Job
Scan the lines below for the string "true" and copy every one that has it.

--------------------

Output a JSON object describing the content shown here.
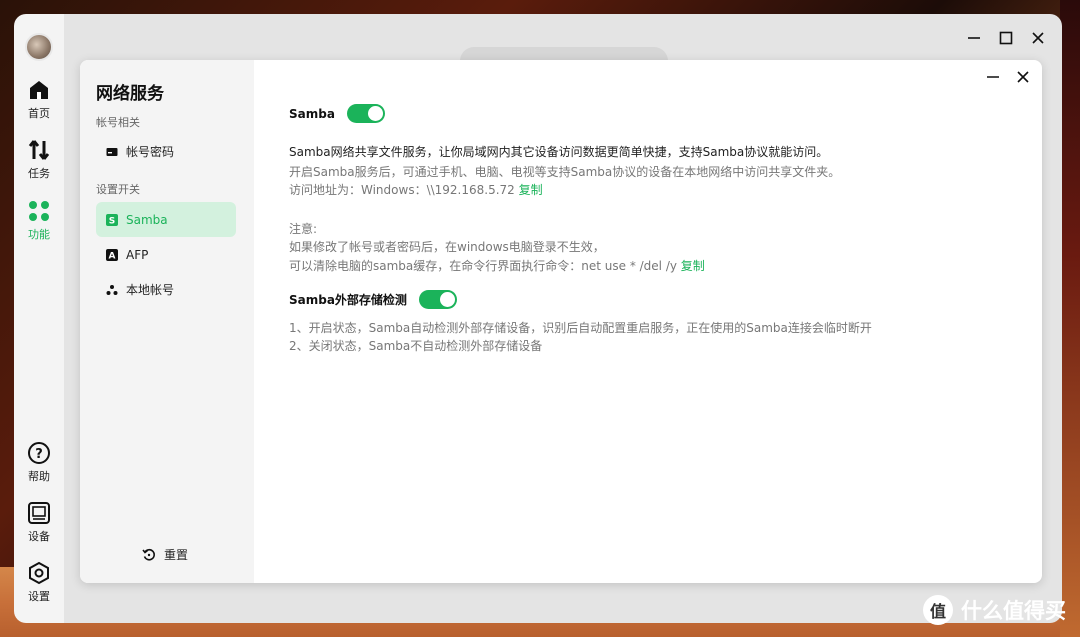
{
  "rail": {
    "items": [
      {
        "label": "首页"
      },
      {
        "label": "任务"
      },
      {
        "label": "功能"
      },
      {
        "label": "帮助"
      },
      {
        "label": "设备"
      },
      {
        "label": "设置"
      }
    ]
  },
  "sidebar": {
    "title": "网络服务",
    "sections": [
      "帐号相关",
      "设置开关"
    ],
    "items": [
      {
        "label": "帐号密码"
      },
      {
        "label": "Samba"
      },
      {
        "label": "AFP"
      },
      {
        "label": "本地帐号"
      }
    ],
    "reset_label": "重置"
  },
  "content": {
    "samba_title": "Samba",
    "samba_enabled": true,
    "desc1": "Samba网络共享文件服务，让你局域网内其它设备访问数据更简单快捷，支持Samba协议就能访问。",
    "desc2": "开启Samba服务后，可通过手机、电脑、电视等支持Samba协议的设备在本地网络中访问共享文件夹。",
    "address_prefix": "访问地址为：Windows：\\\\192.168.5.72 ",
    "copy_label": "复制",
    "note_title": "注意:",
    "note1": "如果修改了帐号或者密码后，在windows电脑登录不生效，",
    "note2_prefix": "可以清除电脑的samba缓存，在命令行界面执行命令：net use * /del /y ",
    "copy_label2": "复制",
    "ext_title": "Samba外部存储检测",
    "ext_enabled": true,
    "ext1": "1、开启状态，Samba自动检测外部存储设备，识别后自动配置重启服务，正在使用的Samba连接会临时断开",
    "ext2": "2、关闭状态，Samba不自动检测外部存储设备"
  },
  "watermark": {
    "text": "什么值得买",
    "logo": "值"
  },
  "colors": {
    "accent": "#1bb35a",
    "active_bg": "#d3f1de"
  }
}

--------------------

Worked answer
    "samba_enabled": true,
    "ext_enabled": true,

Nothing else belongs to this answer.